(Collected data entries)
- - - - - - -
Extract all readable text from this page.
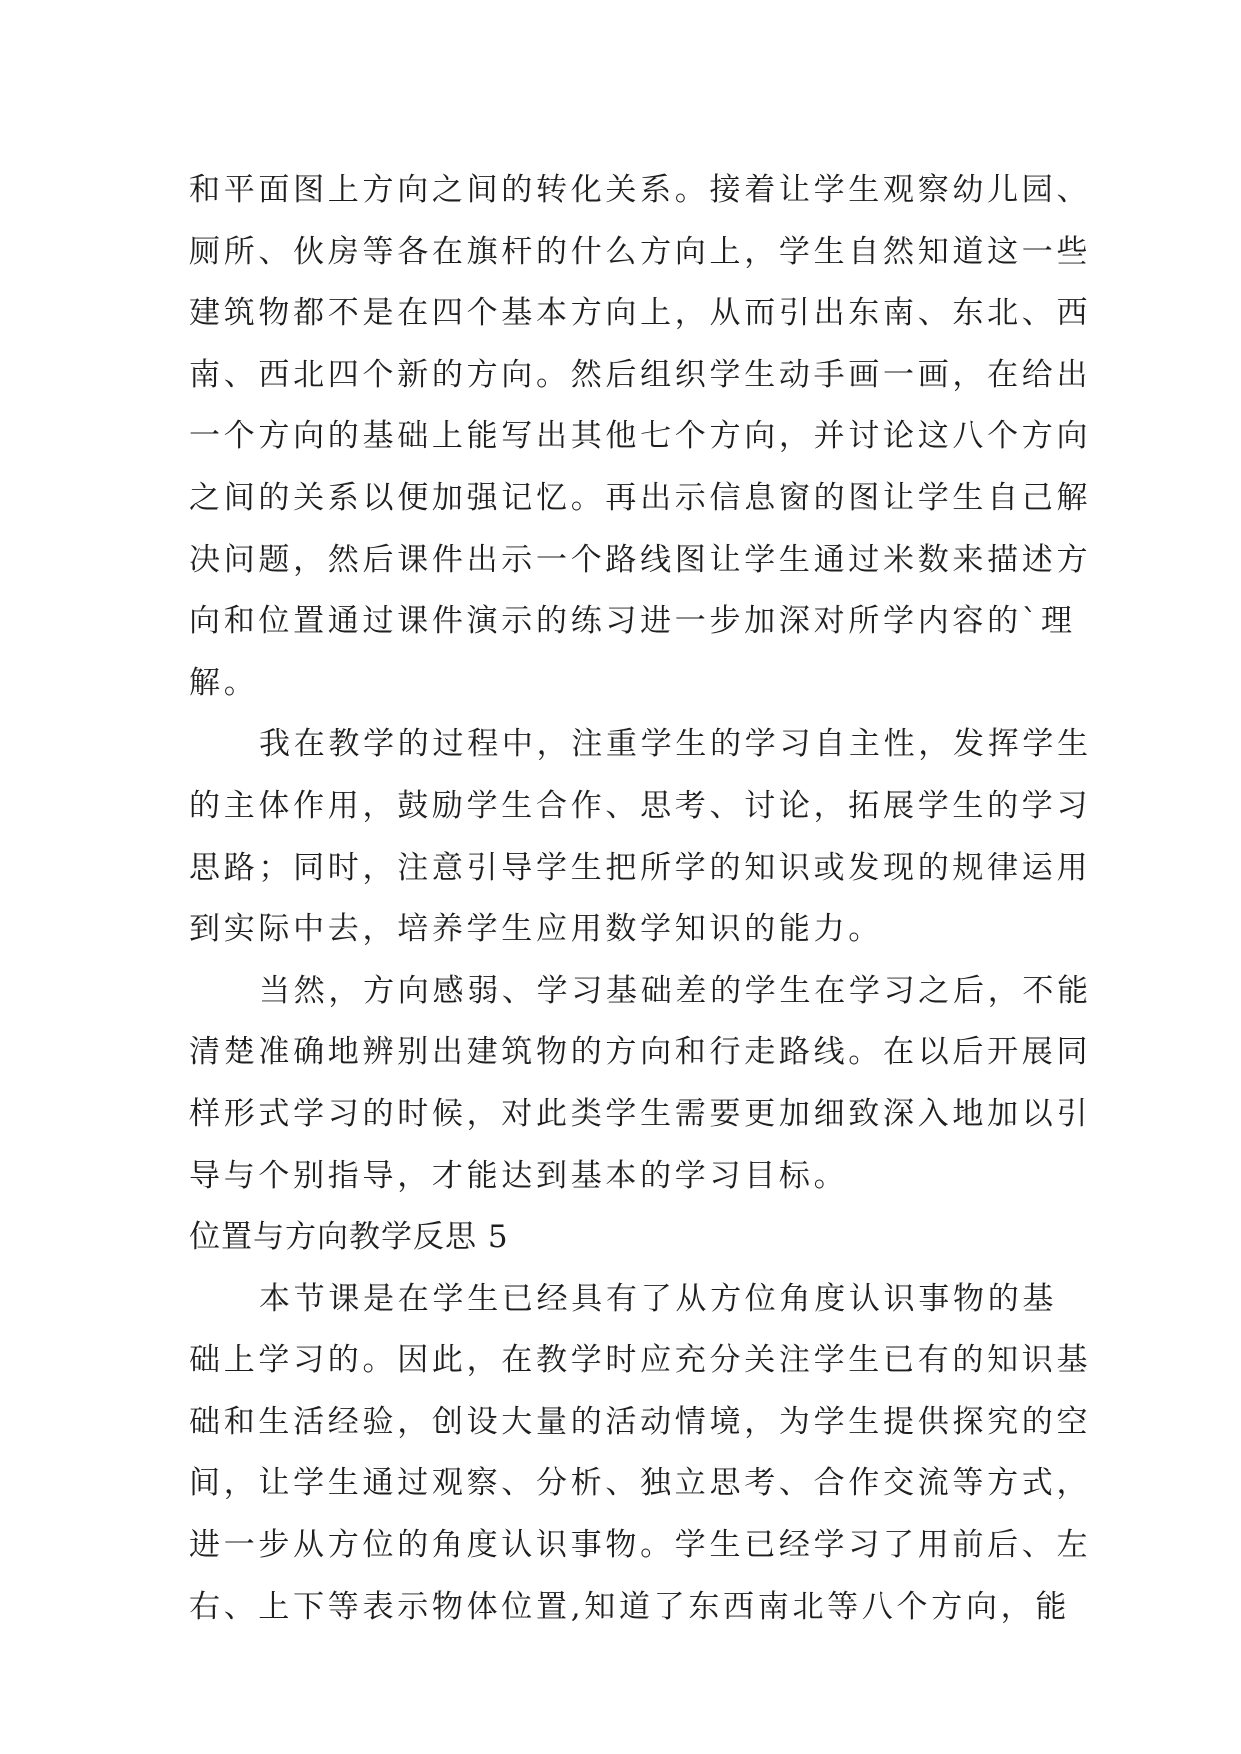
和平面图上方向之间的转化关系。接着让学生观察幼儿园、
厕所、伙房等各在旗杆的什么方向上，学生自然知道这一些
建筑物都不是在四个基本方向上，从而引出东南、东北、西
南、西北四个新的方向。然后组织学生动手画一画，在给出
一个方向的基础上能写出其他七个方向，并讨论这八个方向
之间的关系以便加强记忆。再出示信息窗的图让学生自己解
决问题，然后课件出示一个路线图让学生通过米数来描述方
向和位置通过课件演示的练习进一步加深对所学内容的`理
解。
我在教学的过程中，注重学生的学习自主性，发挥学生
的主体作用，鼓励学生合作、思考、讨论，拓展学生的学习
思路；同时，注意引导学生把所学的知识或发现的规律运用
到实际中去，培养学生应用数学知识的能力。
当然，方向感弱、学习基础差的学生在学习之后，不能
清楚准确地辨别出建筑物的方向和行走路线。在以后开展同
样形式学习的时候，对此类学生需要更加细致深入地加以引
导与个别指导，才能达到基本的学习目标。
位置与方向教学反思 5
本节课是在学生已经具有了从方位角度认识事物的基
础上学习的。因此，在教学时应充分关注学生已有的知识基
础和生活经验，创设大量的活动情境，为学生提供探究的空
间，让学生通过观察、分析、独立思考、合作交流等方式，
进一步从方位的角度认识事物。学生已经学习了用前后、左
右、上下等表示物体位置,知道了东西南北等八个方向，能
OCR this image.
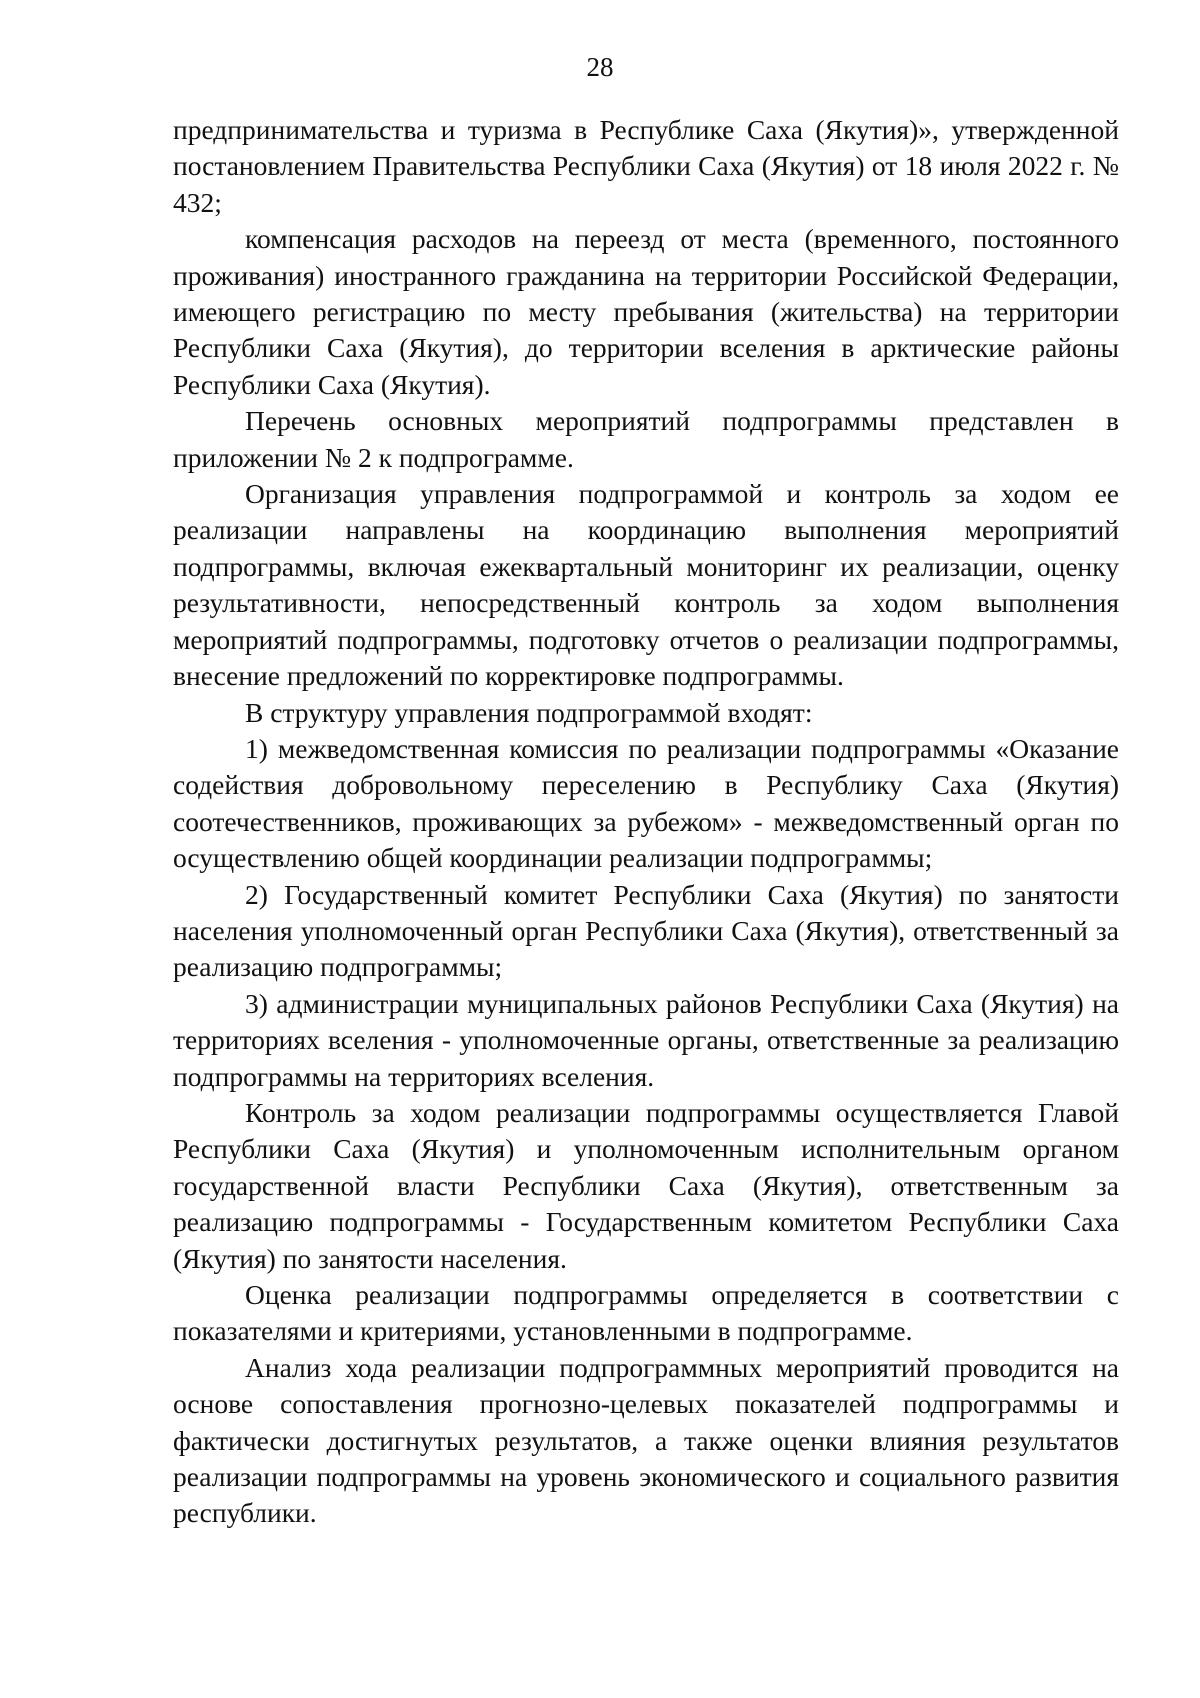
28

предпринимательства и туризма в Республике Саха (Якутия)», утвержденной постановлением Правительства Республики Саха (Якутия) от 18 июля 2022 г. № 432;

компенсация расходов на переезд от места (временного, постоянного проживания) иностранного гражданина на территории Российской Федерации, имеющего регистрацию по месту пребывания (жительства) на территории Республики Саха (Якутия), до территории вселения в арктические районы Республики Саха (Якутия).

Перечень основных мероприятий подпрограммы представлен в приложении № 2 к подпрограмме.

Организация управления подпрограммой и контроль за ходом ее реализации направлены на координацию выполнения мероприятий подпрограммы, включая ежеквартальный мониторинг их реализации, оценку результативности, непосредственный контроль за ходом выполнения мероприятий подпрограммы, подготовку отчетов о реализации подпрограммы, внесение предложений по корректировке подпрограммы.

В структуру управления подпрограммой входят:

1) межведомственная комиссия по реализации подпрограммы «Оказание содействия добровольному переселению в Республику Саха (Якутия) соотечественников, проживающих за рубежом» - межведомственный орган по осуществлению общей координации реализации подпрограммы;

2) Государственный комитет Республики Саха (Якутия) по занятости населения уполномоченный орган Республики Саха (Якутия), ответственный за реализацию подпрограммы;

3) администрации муниципальных районов Республики Саха (Якутия) на территориях вселения - уполномоченные органы, ответственные за реализацию подпрограммы на территориях вселения.

Контроль за ходом реализации подпрограммы осуществляется Главой Республики Саха (Якутия) и уполномоченным исполнительным органом государственной власти Республики Саха (Якутия), ответственным за реализацию подпрограммы - Государственным комитетом Республики Саха (Якутия) по занятости населения.

Оценка реализации подпрограммы определяется в соответствии с показателями и критериями, установленными в подпрограмме.

Анализ хода реализации подпрограммных мероприятий проводится на основе сопоставления прогнозно-целевых показателей подпрограммы и фактически достигнутых результатов, а также оценки влияния результатов реализации подпрограммы на уровень экономического и социального развития республики.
- - - - - - -
● Task to complete: Spot every line that holds "подпрограммой" and copy it.

● Response to this exercise:
Организация управления подпрограммой и контроль за ходом ее реализации направлены на координацию выполнения мероприятий подпрограммы, включая ежеквартальный мониторинг их реализации, оценку результативности, непосредственный контроль за ходом выполнения мероприятий подпрограммы, подготовку отчетов о реализации подпрограммы, внесение предложений по корректировке подпрограммы.
В структуру управления подпрограммой входят:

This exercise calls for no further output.